# Requirement:
List each line of the data that holds the word "Graphique".

-- Begin Records for processing --

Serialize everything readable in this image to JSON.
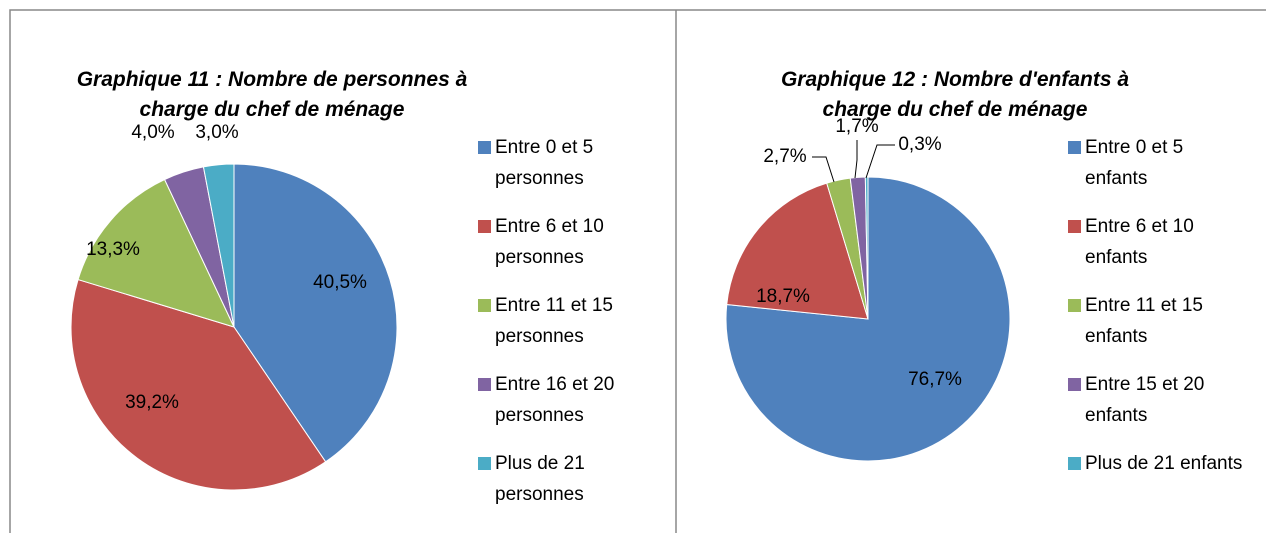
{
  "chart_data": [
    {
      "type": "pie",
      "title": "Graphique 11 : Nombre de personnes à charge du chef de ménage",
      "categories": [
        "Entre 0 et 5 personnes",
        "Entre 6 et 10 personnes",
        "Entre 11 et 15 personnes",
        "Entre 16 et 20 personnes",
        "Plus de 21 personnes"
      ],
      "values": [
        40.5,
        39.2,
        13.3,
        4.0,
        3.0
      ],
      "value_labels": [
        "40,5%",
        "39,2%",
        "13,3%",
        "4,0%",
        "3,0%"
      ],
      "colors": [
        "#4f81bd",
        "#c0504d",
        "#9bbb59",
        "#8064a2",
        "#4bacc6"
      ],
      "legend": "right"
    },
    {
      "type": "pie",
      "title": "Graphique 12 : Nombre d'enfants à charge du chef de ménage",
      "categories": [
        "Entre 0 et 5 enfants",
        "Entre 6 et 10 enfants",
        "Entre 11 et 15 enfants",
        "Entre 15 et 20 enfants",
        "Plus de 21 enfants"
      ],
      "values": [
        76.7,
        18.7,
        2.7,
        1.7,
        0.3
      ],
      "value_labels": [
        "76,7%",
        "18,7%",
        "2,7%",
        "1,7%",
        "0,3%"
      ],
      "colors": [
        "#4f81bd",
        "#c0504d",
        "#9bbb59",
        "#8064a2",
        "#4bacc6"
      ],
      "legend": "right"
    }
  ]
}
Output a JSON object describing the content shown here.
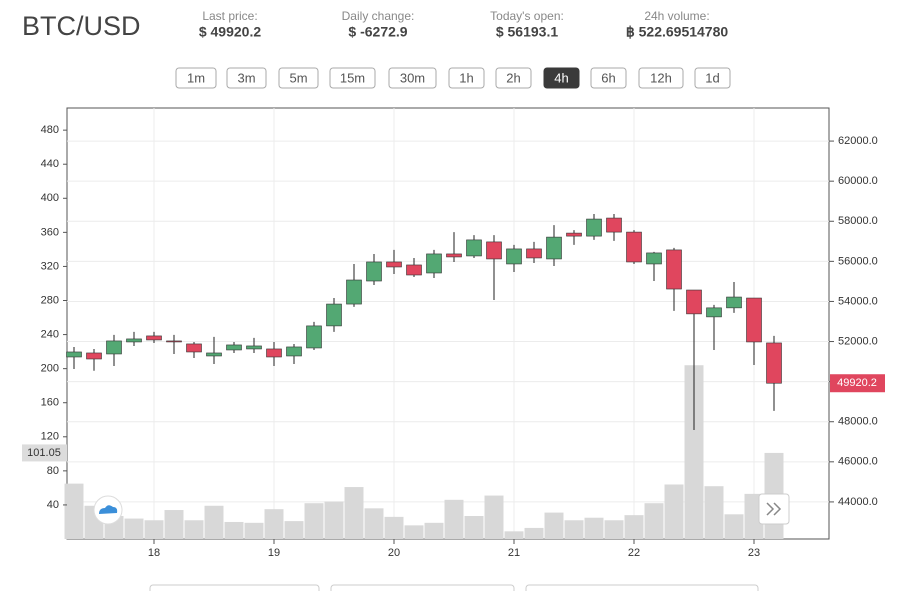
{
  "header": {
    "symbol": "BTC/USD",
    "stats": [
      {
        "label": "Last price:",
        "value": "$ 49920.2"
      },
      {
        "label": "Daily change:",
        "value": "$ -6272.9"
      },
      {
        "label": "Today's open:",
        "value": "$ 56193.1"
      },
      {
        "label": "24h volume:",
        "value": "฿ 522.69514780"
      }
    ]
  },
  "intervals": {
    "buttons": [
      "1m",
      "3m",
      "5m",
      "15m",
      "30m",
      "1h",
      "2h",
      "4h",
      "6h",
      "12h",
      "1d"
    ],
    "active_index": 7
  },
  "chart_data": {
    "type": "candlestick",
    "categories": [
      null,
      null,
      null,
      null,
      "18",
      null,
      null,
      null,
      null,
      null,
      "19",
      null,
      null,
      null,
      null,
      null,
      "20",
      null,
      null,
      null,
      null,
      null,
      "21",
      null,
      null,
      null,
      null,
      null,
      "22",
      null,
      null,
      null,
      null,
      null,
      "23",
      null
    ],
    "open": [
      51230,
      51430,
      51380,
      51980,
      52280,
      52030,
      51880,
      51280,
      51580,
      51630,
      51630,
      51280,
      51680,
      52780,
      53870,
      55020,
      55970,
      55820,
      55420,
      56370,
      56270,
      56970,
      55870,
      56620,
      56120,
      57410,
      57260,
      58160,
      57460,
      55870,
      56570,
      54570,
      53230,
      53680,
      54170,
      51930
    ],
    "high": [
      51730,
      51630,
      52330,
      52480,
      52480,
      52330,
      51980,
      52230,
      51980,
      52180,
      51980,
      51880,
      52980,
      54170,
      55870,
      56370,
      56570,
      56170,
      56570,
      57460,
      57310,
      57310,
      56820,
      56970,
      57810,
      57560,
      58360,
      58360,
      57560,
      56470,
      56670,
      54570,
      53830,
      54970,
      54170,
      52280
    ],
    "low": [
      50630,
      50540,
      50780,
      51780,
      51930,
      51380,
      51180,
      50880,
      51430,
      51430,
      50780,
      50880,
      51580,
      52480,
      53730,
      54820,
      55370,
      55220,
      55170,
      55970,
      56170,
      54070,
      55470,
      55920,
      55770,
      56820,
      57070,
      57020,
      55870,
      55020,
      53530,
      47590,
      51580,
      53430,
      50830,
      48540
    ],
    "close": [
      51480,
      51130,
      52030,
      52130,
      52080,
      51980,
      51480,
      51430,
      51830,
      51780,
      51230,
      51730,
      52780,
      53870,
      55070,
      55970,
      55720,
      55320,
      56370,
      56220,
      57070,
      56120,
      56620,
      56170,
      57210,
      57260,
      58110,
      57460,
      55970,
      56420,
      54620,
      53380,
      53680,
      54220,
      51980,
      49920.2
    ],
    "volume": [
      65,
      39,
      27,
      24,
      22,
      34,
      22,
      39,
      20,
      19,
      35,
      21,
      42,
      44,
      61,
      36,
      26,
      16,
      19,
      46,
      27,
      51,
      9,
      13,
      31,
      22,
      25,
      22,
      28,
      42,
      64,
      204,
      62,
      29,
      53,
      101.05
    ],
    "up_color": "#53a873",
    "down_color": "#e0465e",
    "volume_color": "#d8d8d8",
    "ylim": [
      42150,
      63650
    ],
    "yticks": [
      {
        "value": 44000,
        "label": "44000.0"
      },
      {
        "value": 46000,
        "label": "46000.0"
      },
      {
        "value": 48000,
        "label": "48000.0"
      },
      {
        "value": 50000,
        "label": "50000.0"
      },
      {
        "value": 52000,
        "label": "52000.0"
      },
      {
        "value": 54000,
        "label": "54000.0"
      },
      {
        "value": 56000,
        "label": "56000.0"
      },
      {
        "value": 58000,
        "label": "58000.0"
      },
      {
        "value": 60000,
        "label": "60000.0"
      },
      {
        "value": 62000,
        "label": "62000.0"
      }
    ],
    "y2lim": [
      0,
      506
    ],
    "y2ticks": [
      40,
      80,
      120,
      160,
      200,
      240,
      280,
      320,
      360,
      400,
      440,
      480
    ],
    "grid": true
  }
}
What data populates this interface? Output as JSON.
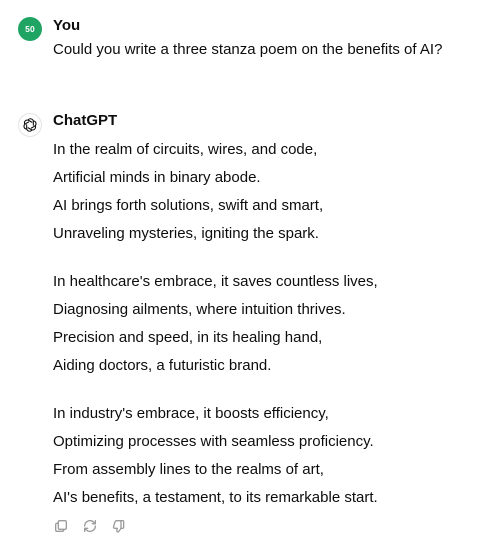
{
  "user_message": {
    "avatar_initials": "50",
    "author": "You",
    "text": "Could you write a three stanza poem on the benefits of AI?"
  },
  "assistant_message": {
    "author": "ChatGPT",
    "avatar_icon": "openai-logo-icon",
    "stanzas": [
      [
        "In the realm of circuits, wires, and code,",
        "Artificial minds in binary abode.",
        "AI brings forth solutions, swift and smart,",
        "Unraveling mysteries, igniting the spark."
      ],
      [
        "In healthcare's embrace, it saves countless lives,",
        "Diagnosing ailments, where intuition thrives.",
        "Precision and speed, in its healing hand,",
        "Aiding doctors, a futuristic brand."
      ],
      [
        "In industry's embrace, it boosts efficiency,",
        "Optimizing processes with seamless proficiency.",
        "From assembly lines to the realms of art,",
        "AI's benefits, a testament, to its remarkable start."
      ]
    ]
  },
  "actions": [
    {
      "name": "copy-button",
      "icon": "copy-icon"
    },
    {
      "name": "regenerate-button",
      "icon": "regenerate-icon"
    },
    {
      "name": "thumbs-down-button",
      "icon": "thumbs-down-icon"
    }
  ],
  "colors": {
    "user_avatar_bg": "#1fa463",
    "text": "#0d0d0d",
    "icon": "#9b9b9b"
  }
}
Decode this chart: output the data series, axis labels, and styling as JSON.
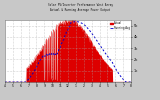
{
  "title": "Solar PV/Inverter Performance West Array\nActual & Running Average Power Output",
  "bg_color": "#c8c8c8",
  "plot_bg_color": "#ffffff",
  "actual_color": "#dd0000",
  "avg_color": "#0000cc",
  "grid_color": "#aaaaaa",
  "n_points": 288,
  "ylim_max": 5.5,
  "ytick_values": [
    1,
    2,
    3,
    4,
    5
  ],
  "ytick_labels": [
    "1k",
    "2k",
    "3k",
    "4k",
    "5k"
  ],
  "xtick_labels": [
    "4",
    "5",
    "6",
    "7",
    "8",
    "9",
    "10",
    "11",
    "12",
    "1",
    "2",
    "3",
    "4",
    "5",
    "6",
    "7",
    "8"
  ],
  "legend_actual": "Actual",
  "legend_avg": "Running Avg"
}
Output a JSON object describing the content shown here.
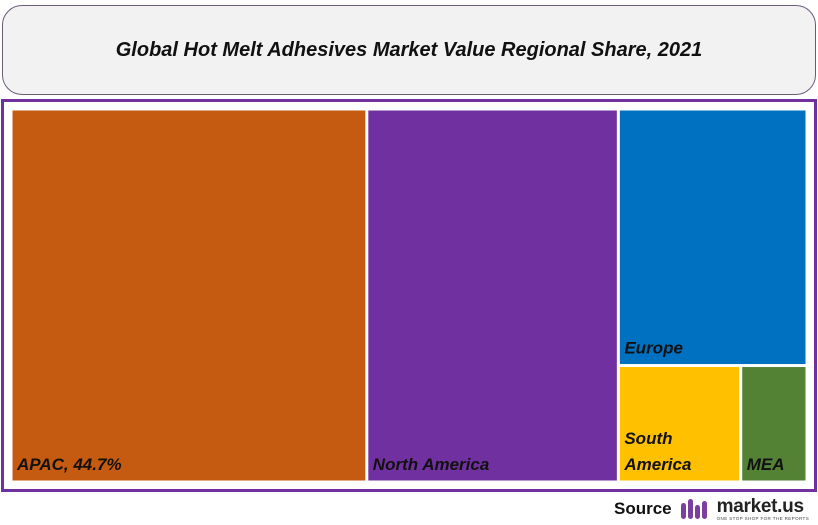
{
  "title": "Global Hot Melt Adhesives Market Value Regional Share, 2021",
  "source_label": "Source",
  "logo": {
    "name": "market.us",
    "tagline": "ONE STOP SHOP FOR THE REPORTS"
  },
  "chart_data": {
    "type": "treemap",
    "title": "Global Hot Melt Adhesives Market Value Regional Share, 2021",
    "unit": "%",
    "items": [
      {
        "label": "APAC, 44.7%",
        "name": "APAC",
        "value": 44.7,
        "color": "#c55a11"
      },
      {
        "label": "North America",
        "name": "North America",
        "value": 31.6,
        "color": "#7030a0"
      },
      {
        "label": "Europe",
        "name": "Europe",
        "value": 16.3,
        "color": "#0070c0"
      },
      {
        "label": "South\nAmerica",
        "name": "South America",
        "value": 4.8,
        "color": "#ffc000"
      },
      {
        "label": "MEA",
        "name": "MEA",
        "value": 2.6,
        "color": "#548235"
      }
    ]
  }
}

-- End Records for processing --

# Written response:
      "title": "Graphique 11 : Nombre de personnes à charge du chef de ménage",
      "title": "Graphique 12 : Nombre d'enfants à charge du chef de ménage",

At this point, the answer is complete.